Data records:

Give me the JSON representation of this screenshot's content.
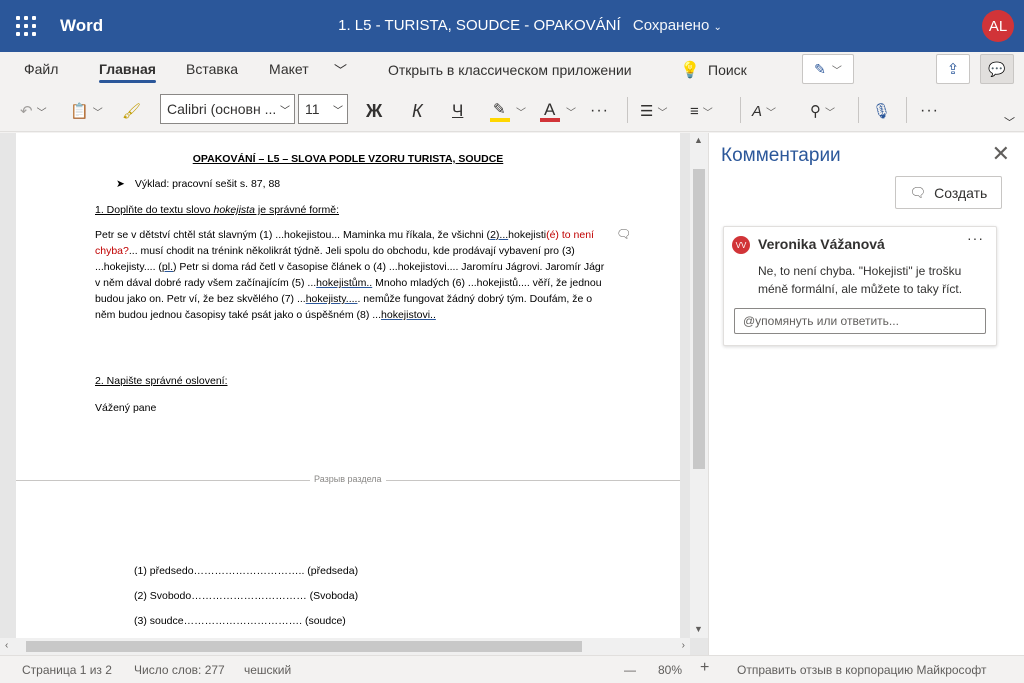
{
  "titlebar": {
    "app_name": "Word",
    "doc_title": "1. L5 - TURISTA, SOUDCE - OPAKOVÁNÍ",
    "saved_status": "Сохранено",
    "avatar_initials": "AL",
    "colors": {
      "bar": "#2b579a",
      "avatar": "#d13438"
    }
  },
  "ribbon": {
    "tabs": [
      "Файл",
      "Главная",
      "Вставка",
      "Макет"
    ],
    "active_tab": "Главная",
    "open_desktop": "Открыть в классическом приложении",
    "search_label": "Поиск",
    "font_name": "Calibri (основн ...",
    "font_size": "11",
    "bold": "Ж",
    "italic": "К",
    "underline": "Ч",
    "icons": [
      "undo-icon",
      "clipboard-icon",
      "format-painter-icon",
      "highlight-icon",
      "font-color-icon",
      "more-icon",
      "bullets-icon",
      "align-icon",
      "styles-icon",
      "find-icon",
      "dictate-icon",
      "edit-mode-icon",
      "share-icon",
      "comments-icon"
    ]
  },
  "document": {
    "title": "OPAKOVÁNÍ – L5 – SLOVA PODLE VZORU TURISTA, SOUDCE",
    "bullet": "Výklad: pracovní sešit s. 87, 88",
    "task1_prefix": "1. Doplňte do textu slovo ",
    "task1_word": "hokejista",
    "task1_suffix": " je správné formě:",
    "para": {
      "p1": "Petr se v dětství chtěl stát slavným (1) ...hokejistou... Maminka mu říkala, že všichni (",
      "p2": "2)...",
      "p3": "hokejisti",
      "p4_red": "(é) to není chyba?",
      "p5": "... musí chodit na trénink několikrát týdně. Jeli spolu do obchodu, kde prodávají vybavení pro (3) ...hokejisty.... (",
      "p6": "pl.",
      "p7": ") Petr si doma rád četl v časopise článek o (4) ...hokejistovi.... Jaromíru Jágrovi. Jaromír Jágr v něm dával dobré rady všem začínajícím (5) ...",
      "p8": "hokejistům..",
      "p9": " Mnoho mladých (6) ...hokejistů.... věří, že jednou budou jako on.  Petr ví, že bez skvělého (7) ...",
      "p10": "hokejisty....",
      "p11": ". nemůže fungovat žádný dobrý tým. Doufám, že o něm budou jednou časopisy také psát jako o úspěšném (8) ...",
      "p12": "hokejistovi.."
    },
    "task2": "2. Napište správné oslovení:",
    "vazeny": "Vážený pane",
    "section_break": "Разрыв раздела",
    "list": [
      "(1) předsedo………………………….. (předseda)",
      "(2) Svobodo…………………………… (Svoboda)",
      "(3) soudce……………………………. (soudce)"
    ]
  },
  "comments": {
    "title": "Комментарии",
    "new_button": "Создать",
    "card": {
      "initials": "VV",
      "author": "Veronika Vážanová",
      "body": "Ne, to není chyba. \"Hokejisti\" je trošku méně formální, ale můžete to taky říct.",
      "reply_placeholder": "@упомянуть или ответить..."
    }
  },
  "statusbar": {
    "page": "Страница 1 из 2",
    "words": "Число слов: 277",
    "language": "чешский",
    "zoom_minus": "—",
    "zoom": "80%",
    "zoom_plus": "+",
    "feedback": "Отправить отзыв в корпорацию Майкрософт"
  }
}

EXERCISE DESCRIPTION » Only the count is needed: the number of lines in the data that include the word "hokejisty".

WRITTEN REPLY » 2